Dataset listings of figures:

(begin)

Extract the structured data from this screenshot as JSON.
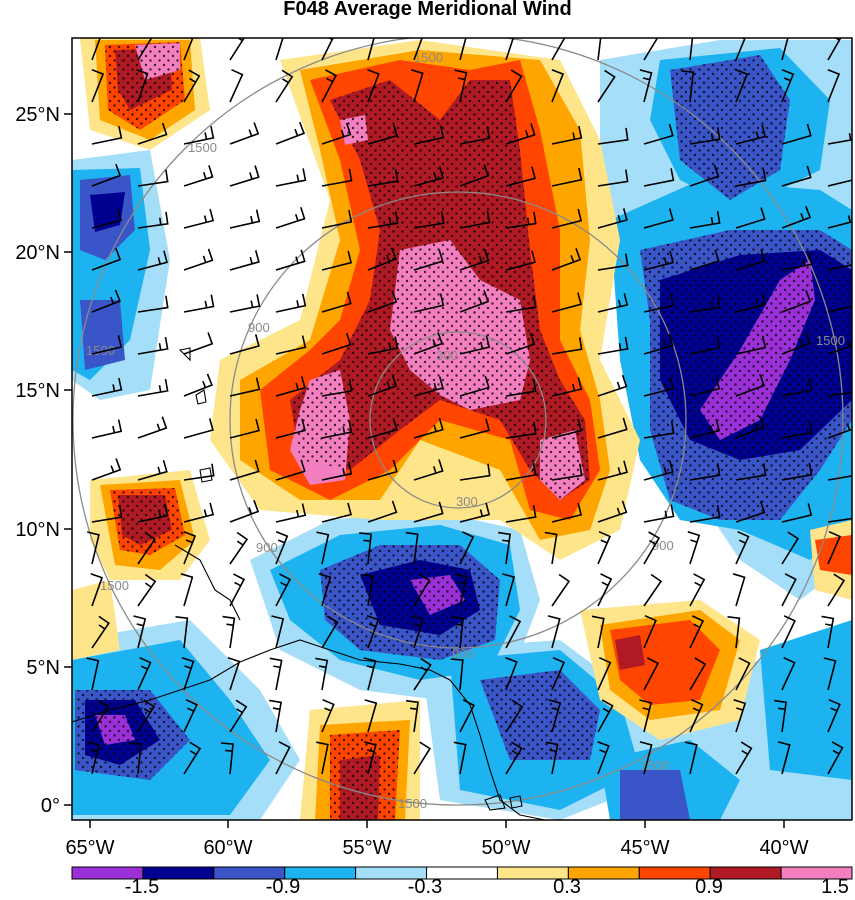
{
  "title": "F048 Average Meridional Wind",
  "map": {
    "y_ticks": [
      "25°N",
      "20°N",
      "15°N",
      "10°N",
      "5°N",
      "0°"
    ],
    "x_ticks": [
      "65°W",
      "60°W",
      "55°W",
      "50°W",
      "45°W",
      "40°W"
    ],
    "lon_range": [
      -65,
      -37
    ],
    "lat_range": [
      -1,
      27.5
    ],
    "range_ring_labels": [
      "300",
      "300",
      "900",
      "900",
      "900",
      "900",
      "1500",
      "1500",
      "1500",
      "1500",
      "1500",
      "1500",
      "1500"
    ],
    "stippling": "dots over significant areas",
    "overlays": [
      "wind barbs",
      "coastlines",
      "range rings"
    ]
  },
  "colorbar": {
    "labels": [
      "-1.5",
      "-0.9",
      "-0.3",
      "0.3",
      "0.9",
      "1.5"
    ],
    "colors": [
      "#9b30d9",
      "#000090",
      "#3a55c8",
      "#1db3f0",
      "#a5def8",
      "#ffffff",
      "#ffe58a",
      "#ffa500",
      "#ff4500",
      "#b01a24",
      "#f47fc0"
    ]
  },
  "palette": {
    "magenta": "#f47fc0",
    "dark_red": "#b01a24",
    "red_orange": "#ff4500",
    "orange": "#ffa500",
    "light_yellow": "#ffe58a",
    "light_blue": "#a5def8",
    "cyan": "#1db3f0",
    "medium_blue": "#3a55c8",
    "navy": "#000090",
    "purple": "#9b30d9"
  }
}
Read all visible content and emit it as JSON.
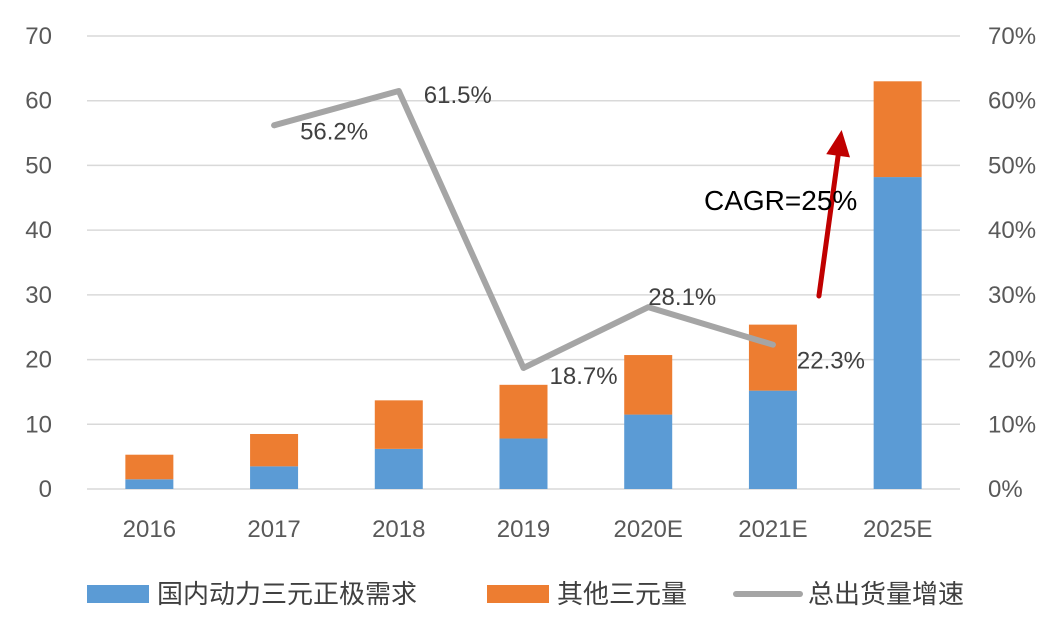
{
  "chart_data": {
    "type": "bar",
    "stacked": true,
    "categories": [
      "2016",
      "2017",
      "2018",
      "2019",
      "2020E",
      "2021E",
      "2025E"
    ],
    "series": [
      {
        "name": "国内动力三元正极需求",
        "type": "bar",
        "axis": "left",
        "color": "#5B9BD5",
        "values": [
          1.5,
          3.5,
          6.2,
          7.8,
          11.5,
          15.2,
          48.2
        ]
      },
      {
        "name": "其他三元量",
        "type": "bar",
        "axis": "left",
        "color": "#ED7D31",
        "values": [
          3.8,
          5.0,
          7.5,
          8.3,
          9.2,
          10.2,
          14.8
        ]
      },
      {
        "name": "总出货量增速",
        "type": "line",
        "axis": "right",
        "color": "#A5A5A5",
        "values": [
          null,
          56.2,
          61.5,
          18.7,
          28.1,
          22.3,
          null
        ],
        "labels": [
          null,
          "56.2%",
          "61.5%",
          "18.7%",
          "28.1%",
          "22.3%",
          null
        ]
      }
    ],
    "y_left": {
      "min": 0,
      "max": 70,
      "step": 10,
      "ticks": [
        "0",
        "10",
        "20",
        "30",
        "40",
        "50",
        "60",
        "70"
      ]
    },
    "y_right": {
      "min": 0,
      "max": 70,
      "step": 10,
      "ticks": [
        "0%",
        "10%",
        "20%",
        "30%",
        "40%",
        "50%",
        "60%",
        "70%"
      ]
    },
    "grid": true,
    "legend_position": "bottom",
    "annotation": {
      "text": "CAGR=25%",
      "arrow_color": "#C00000",
      "from_category": "2021E",
      "to_category": "2025E"
    }
  }
}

(end)

From the records given above, reproduce all text exactly and exclude each picture.

• **Response to this exercise**:
Extract the structured data from this screenshot as JSON.
{
  "title": "F048 Average Meridional Wind",
  "map": {
    "y_ticks": [
      "25°N",
      "20°N",
      "15°N",
      "10°N",
      "5°N",
      "0°"
    ],
    "x_ticks": [
      "65°W",
      "60°W",
      "55°W",
      "50°W",
      "45°W",
      "40°W"
    ],
    "lon_range": [
      -65,
      -37
    ],
    "lat_range": [
      -1,
      27.5
    ],
    "range_ring_labels": [
      "300",
      "300",
      "900",
      "900",
      "900",
      "900",
      "1500",
      "1500",
      "1500",
      "1500",
      "1500",
      "1500",
      "1500"
    ],
    "stippling": "dots over significant areas",
    "overlays": [
      "wind barbs",
      "coastlines",
      "range rings"
    ]
  },
  "colorbar": {
    "labels": [
      "-1.5",
      "-0.9",
      "-0.3",
      "0.3",
      "0.9",
      "1.5"
    ],
    "colors": [
      "#9b30d9",
      "#000090",
      "#3a55c8",
      "#1db3f0",
      "#a5def8",
      "#ffffff",
      "#ffe58a",
      "#ffa500",
      "#ff4500",
      "#b01a24",
      "#f47fc0"
    ]
  },
  "palette": {
    "magenta": "#f47fc0",
    "dark_red": "#b01a24",
    "red_orange": "#ff4500",
    "orange": "#ffa500",
    "light_yellow": "#ffe58a",
    "light_blue": "#a5def8",
    "cyan": "#1db3f0",
    "medium_blue": "#3a55c8",
    "navy": "#000090",
    "purple": "#9b30d9"
  }
}
Read all visible content and emit it as JSON.
{
  "chart_data": {
    "type": "bar",
    "stacked": true,
    "categories": [
      "2016",
      "2017",
      "2018",
      "2019",
      "2020E",
      "2021E",
      "2025E"
    ],
    "series": [
      {
        "name": "国内动力三元正极需求",
        "type": "bar",
        "axis": "left",
        "color": "#5B9BD5",
        "values": [
          1.5,
          3.5,
          6.2,
          7.8,
          11.5,
          15.2,
          48.2
        ]
      },
      {
        "name": "其他三元量",
        "type": "bar",
        "axis": "left",
        "color": "#ED7D31",
        "values": [
          3.8,
          5.0,
          7.5,
          8.3,
          9.2,
          10.2,
          14.8
        ]
      },
      {
        "name": "总出货量增速",
        "type": "line",
        "axis": "right",
        "color": "#A5A5A5",
        "values": [
          null,
          56.2,
          61.5,
          18.7,
          28.1,
          22.3,
          null
        ],
        "labels": [
          null,
          "56.2%",
          "61.5%",
          "18.7%",
          "28.1%",
          "22.3%",
          null
        ]
      }
    ],
    "y_left": {
      "min": 0,
      "max": 70,
      "step": 10,
      "ticks": [
        "0",
        "10",
        "20",
        "30",
        "40",
        "50",
        "60",
        "70"
      ]
    },
    "y_right": {
      "min": 0,
      "max": 70,
      "step": 10,
      "ticks": [
        "0%",
        "10%",
        "20%",
        "30%",
        "40%",
        "50%",
        "60%",
        "70%"
      ]
    },
    "grid": true,
    "legend_position": "bottom",
    "annotation": {
      "text": "CAGR=25%",
      "arrow_color": "#C00000",
      "from_category": "2021E",
      "to_category": "2025E"
    }
  }
}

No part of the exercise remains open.